Copy each line of the listing below exactly.

★ ★ ★

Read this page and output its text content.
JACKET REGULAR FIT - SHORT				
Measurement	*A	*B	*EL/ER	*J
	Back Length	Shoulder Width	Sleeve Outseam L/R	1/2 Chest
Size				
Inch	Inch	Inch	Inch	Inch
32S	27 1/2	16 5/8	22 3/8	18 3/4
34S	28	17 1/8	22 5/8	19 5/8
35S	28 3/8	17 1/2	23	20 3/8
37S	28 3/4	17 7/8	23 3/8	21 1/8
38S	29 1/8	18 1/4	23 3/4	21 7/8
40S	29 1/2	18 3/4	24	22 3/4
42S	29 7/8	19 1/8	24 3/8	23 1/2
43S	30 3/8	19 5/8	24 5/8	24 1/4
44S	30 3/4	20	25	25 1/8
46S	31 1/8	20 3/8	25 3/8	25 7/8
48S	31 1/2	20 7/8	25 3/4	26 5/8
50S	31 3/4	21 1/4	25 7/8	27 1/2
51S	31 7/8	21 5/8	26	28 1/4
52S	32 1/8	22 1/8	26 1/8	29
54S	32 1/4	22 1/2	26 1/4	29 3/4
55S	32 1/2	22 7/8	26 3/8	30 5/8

★ ★ ★

• _REPLY_:
Read this page and output its text content.
JACKET REGULAR FIT - SHORT				
Measurement	*A	*B	*EL/ER	*J
	Back Length	Shoulder Width	Sleeve Outseam L/R	1/2 Chest
Size				
Inch	Inch	Inch	Inch	Inch
32S	27 1/2	16 5/8	22 3/8	18 3/4
34S	28	17 1/8	22 5/8	19 5/8
35S	28 3/8	17 1/2	23	20 3/8
37S	28 3/4	17 7/8	23 3/8	21 1/8
38S	29 1/8	18 1/4	23 3/4	21 7/8
40S	29 1/2	18 3/4	24	22 3/4
42S	29 7/8	19 1/8	24 3/8	23 1/2
43S	30 3/8	19 5/8	24 5/8	24 1/4
44S	30 3/4	20	25	25 1/8
46S	31 1/8	20 3/8	25 3/8	25 7/8
48S	31 1/2	20 7/8	25 3/4	26 5/8
50S	31 3/4	21 1/4	25 7/8	27 1/2
51S	31 7/8	21 5/8	26	28 1/4
52S	32 1/8	22 1/8	26 1/8	29
54S	32 1/4	22 1/2	26 1/4	29 3/4
55S	32 1/2	22 7/8	26 3/8	30 5/8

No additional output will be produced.